LISTED RECORDS —

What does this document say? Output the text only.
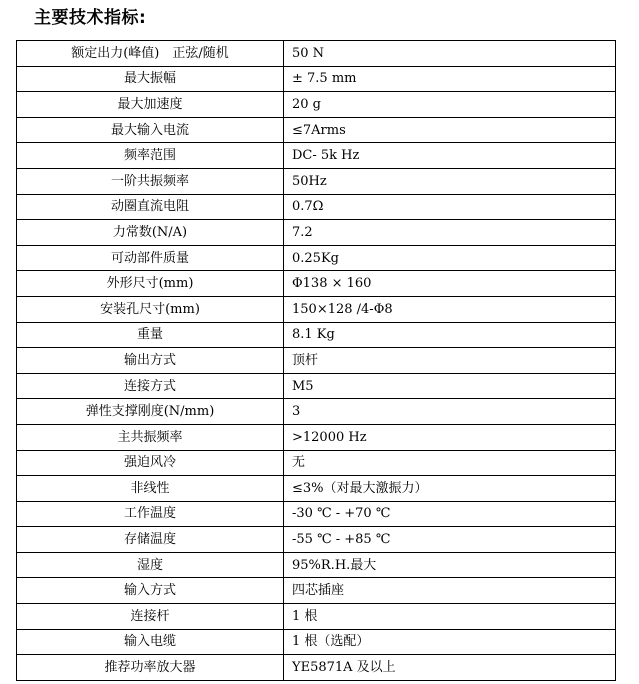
主要技术指标:
额定出力(峰值)　正弦/随机	50 N
最大振幅	± 7.5 mm
最大加速度	20 g
最大输入电流	≤7Arms
频率范围	DC- 5k Hz
一阶共振频率	50Hz
动圈直流电阻	0.7Ω
力常数(N/A)	7.2
可动部件质量	0.25Kg
外形尺寸(mm)	Φ138 × 160
安装孔尺寸(mm)	150×128 /4-Φ8
重量	8.1 Kg
输出方式	顶杆
连接方式	M5
弹性支撑刚度(N/mm)	3
主共振频率	>12000 Hz
强迫风冷	无
非线性	≤3%（对最大激振力）
工作温度	-30 ℃ - +70 ℃
存储温度	-55 ℃ - +85 ℃
湿度	95%R.H.最大
输入方式	四芯插座
连接杆	1 根
输入电缆	1 根（选配）
推荐功率放大器	YE5871A 及以上
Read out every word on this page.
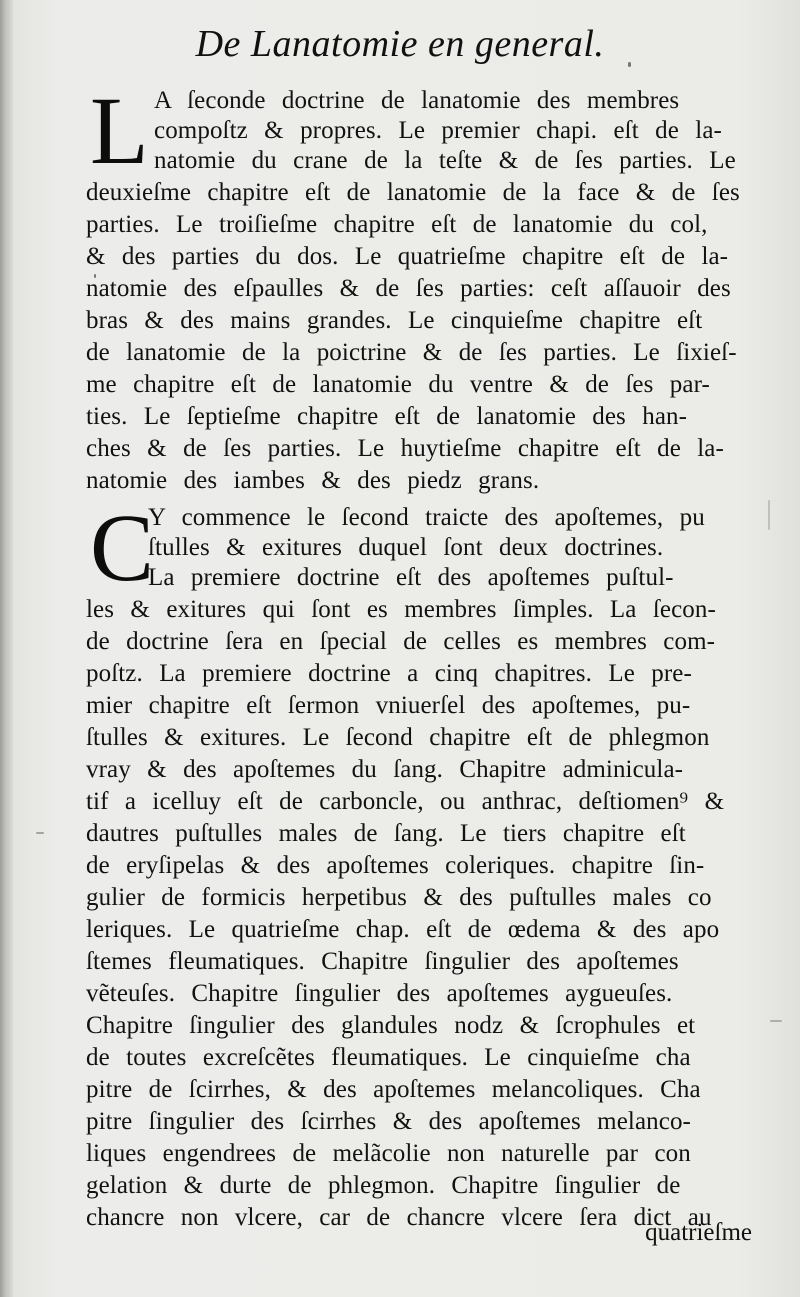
De Lanatomie en general.
L A ſeconde doctrine de lanatomie des membres
compoſtz & propres. Le premier chapi. eſt de la-
natomie du crane de la teſte & de ſes parties. Le
deuxieſme chapitre eſt de lanatomie de la face & de ſes
parties. Le troiſieſme chapitre eſt de lanatomie du col,
& des parties du dos. Le quatrieſme chapitre eſt de la-
natomie des eſpaulles & de ſes parties: ceſt aſſauoir des
bras & des mains grandes. Le cinquieſme chapitre eſt
de lanatomie de la poictrine & de ſes parties. Le ſixieſ-
me chapitre eſt de lanatomie du ventre & de ſes par-
ties. Le ſeptieſme chapitre eſt de lanatomie des han-
ches & de ſes parties. Le huytieſme chapitre eſt de la-
natomie des iambes & des piedz grans.
C
Y commence le ſecond traicte des apoſtemes, pu
ſtulles & exitures duquel ſont deux doctrines.
La premiere doctrine eſt des apoſtemes puſtul-
les & exitures qui ſont es membres ſimples. La ſecon-
de doctrine ſera en ſpecial de celles es membres com-
poſtz. La premiere doctrine a cinq chapitres. Le pre-
mier chapitre eſt ſermon vniuerſel des apoſtemes, pu-
ſtulles & exitures. Le ſecond chapitre eſt de phlegmon
vray & des apoſtemes du ſang. Chapitre adminicula-
tif a icelluy eſt de carboncle, ou anthrac, deſtiomen⁹ &
dautres puſtulles males de ſang. Le tiers chapitre eſt
de eryſipelas & des apoſtemes coleriques. chapitre ſin-
gulier de formicis herpetibus & des puſtulles males co
leriques. Le quatrieſme chap. eſt de œdema & des apo
ſtemes fleumatiques. Chapitre ſingulier des apoſtemes
vẽteuſes. Chapitre ſingulier des apoſtemes aygueuſes.
Chapitre ſingulier des glandules nodz & ſcrophules et
de toutes excreſcẽtes fleumatiques. Le cinquieſme cha
pitre de ſcirrhes, & des apoſtemes melancoliques. Cha
pitre ſingulier des ſcirrhes & des apoſtemes melanco-
liques engendrees de melãcolie non naturelle par con
gelation & durte de phlegmon. Chapitre ſingulier de
chancre non vlcere, car de chancre vlcere ſera dict au
quatrieſme
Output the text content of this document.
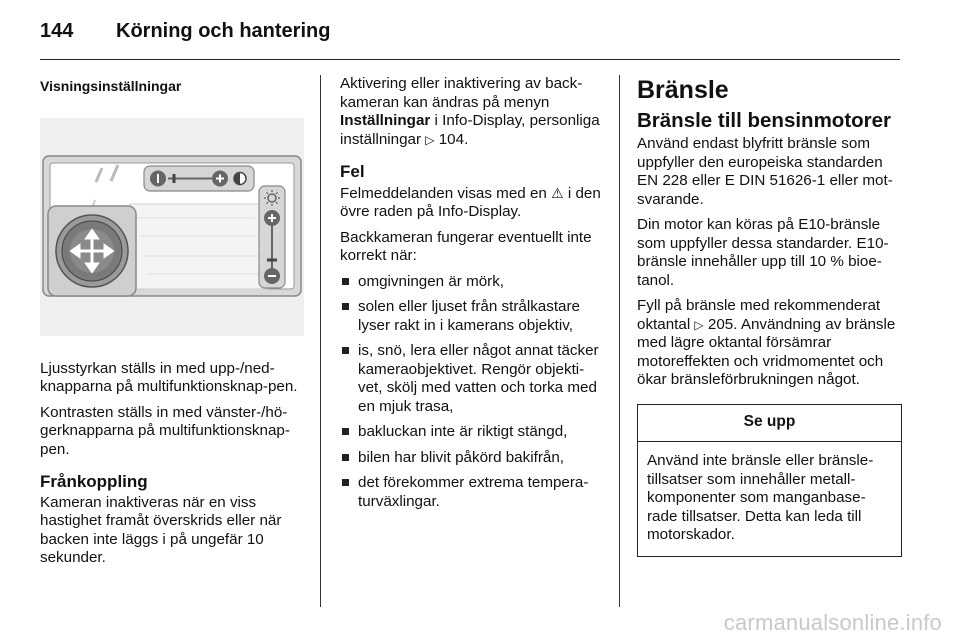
144	Körning och hantering
Visningsinställningar

Ljusstyrkan ställs in med upp-/ned-knapparna på multifunktionsknap-pen.

Kontrasten ställs in med vänster-/hö-gerknapparna på multifunktionsknap-pen.

Frånkoppling

Kameran inaktiveras när en viss hastighet framåt överskrids eller när backen inte läggs i på ungefär 10 sekunder.

Aktivering eller inaktivering av back-kameran kan ändras på menyn Inställningar i Info-Display, personliga inställningar ▷ 104.

Fel

Felmeddelanden visas med en ⚠ i den övre raden på Info-Display.

Backkameran fungerar eventuellt inte korrekt när:

omgivningen är mörk,
solen eller ljuset från strålkastare lyser rakt in i kamerans objektiv,
is, snö, lera eller något annat täcker kameraobjektivet. Rengör objekti-vet, skölj med vatten och torka med en mjuk trasa,
bakluckan inte är riktigt stängd,
bilen har blivit påkörd bakifrån,
det förekommer extrema tempera-turväxlingar.
Bränsle
Bränsle till bensinmotorer

Använd endast blyfritt bränsle som uppfyller den europeiska standarden EN 228 eller E DIN 51626-1 eller mot-svarande.

Din motor kan köras på E10-bränsle som uppfyller dessa standarder. E10-bränsle innehåller upp till 10 % bioe-tanol.

Fyll på bränsle med rekommenderat oktantal ▷ 205. Användning av bränsle med lägre oktantal försämrar motoreffekten och vridmomentet och ökar bränsleförbrukningen något.

Se upp
Använd inte bränsle eller bränsle-tillsatser som innehåller metall-komponenter som manganbase-rade tillsatser. Detta kan leda till motorskador.
carmanualsonline.info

EXERCISE DIRECTIONS — Except for the pictures, print the data above exactly.

ANSWER —
What does this document say? Output the text only.
主要技术指标:
额定出力(峰值)　正弦/随机	50 N
最大振幅	± 7.5 mm
最大加速度	20 g
最大输入电流	≤7Arms
频率范围	DC- 5k Hz
一阶共振频率	50Hz
动圈直流电阻	0.7Ω
力常数(N/A)	7.2
可动部件质量	0.25Kg
外形尺寸(mm)	Φ138 × 160
安装孔尺寸(mm)	150×128 /4-Φ8
重量	8.1 Kg
输出方式	顶杆
连接方式	M5
弹性支撑刚度(N/mm)	3
主共振频率	>12000 Hz
强迫风冷	无
非线性	≤3%（对最大激振力）
工作温度	-30 ℃ - +70 ℃
存储温度	-55 ℃ - +85 ℃
湿度	95%R.H.最大
输入方式	四芯插座
连接杆	1 根
输入电缆	1 根（选配）
推荐功率放大器	YE5871A 及以上
Read out every word on this page.
De Lanatomie en general.
L A ſeconde doctrine de lanatomie des membres
compoſtz & propres. Le premier chapi. eſt de la-
natomie du crane de la teſte & de ſes parties. Le
deuxieſme chapitre eſt de lanatomie de la face & de ſes
parties. Le troiſieſme chapitre eſt de lanatomie du col,
& des parties du dos. Le quatrieſme chapitre eſt de la-
natomie des eſpaulles & de ſes parties: ceſt aſſauoir des
bras & des mains grandes. Le cinquieſme chapitre eſt
de lanatomie de la poictrine & de ſes parties. Le ſixieſ-
me chapitre eſt de lanatomie du ventre & de ſes par-
ties. Le ſeptieſme chapitre eſt de lanatomie des han-
ches & de ſes parties. Le huytieſme chapitre eſt de la-
natomie des iambes & des piedz grans.
C
Y commence le ſecond traicte des apoſtemes, pu
ſtulles & exitures duquel ſont deux doctrines.
La premiere doctrine eſt des apoſtemes puſtul-
les & exitures qui ſont es membres ſimples. La ſecon-
de doctrine ſera en ſpecial de celles es membres com-
poſtz. La premiere doctrine a cinq chapitres. Le pre-
mier chapitre eſt ſermon vniuerſel des apoſtemes, pu-
ſtulles & exitures. Le ſecond chapitre eſt de phlegmon
vray & des apoſtemes du ſang. Chapitre adminicula-
tif a icelluy eſt de carboncle, ou anthrac, deſtiomen⁹ &
dautres puſtulles males de ſang. Le tiers chapitre eſt
de eryſipelas & des apoſtemes coleriques. chapitre ſin-
gulier de formicis herpetibus & des puſtulles males co
leriques. Le quatrieſme chap. eſt de œdema & des apo
ſtemes fleumatiques. Chapitre ſingulier des apoſtemes
vẽteuſes. Chapitre ſingulier des apoſtemes aygueuſes.
Chapitre ſingulier des glandules nodz & ſcrophules et
de toutes excreſcẽtes fleumatiques. Le cinquieſme cha
pitre de ſcirrhes, & des apoſtemes melancoliques. Cha
pitre ſingulier des ſcirrhes & des apoſtemes melanco-
liques engendrees de melãcolie non naturelle par con
gelation & durte de phlegmon. Chapitre ſingulier de
chancre non vlcere, car de chancre vlcere ſera dict au
quatrieſme
Output the text content of this document.
144	Körning och hantering
Visningsinställningar

Ljusstyrkan ställs in med upp-/ned-knapparna på multifunktionsknap-pen.

Kontrasten ställs in med vänster-/hö-gerknapparna på multifunktionsknap-pen.

Frånkoppling

Kameran inaktiveras när en viss hastighet framåt överskrids eller när backen inte läggs i på ungefär 10 sekunder.

Aktivering eller inaktivering av back-kameran kan ändras på menyn Inställningar i Info-Display, personliga inställningar ▷ 104.

Fel

Felmeddelanden visas med en ⚠ i den övre raden på Info-Display.

Backkameran fungerar eventuellt inte korrekt när:

omgivningen är mörk,
solen eller ljuset från strålkastare lyser rakt in i kamerans objektiv,
is, snö, lera eller något annat täcker kameraobjektivet. Rengör objekti-vet, skölj med vatten och torka med en mjuk trasa,
bakluckan inte är riktigt stängd,
bilen har blivit påkörd bakifrån,
det förekommer extrema tempera-turväxlingar.
Bränsle
Bränsle till bensinmotorer

Använd endast blyfritt bränsle som uppfyller den europeiska standarden EN 228 eller E DIN 51626-1 eller mot-svarande.

Din motor kan köras på E10-bränsle som uppfyller dessa standarder. E10-bränsle innehåller upp till 10 % bioe-tanol.

Fyll på bränsle med rekommenderat oktantal ▷ 205. Användning av bränsle med lägre oktantal försämrar motoreffekten och vridmomentet och ökar bränsleförbrukningen något.

Se upp
Använd inte bränsle eller bränsle-tillsatser som innehåller metall-komponenter som manganbase-rade tillsatser. Detta kan leda till motorskador.
carmanualsonline.info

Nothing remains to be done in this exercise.